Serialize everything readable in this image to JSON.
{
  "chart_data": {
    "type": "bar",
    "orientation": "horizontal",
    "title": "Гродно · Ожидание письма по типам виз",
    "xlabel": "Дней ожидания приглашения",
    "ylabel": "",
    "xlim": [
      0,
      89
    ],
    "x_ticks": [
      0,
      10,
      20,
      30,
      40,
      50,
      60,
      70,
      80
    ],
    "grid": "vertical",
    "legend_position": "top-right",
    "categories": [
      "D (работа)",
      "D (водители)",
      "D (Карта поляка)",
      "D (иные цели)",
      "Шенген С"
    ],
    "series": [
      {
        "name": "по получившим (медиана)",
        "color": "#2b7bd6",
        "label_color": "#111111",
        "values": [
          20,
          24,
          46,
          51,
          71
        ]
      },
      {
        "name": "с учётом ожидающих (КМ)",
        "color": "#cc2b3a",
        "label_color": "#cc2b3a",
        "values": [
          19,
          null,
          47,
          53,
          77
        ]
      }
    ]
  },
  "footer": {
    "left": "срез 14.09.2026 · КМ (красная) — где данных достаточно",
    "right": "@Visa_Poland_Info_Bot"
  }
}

□ □ □

Go through the preceding material and copy each line that has the word "right".

■ IN RESPONSE
    "legend_position": "top-right",
    "right": "@Visa_Poland_Info_Bot"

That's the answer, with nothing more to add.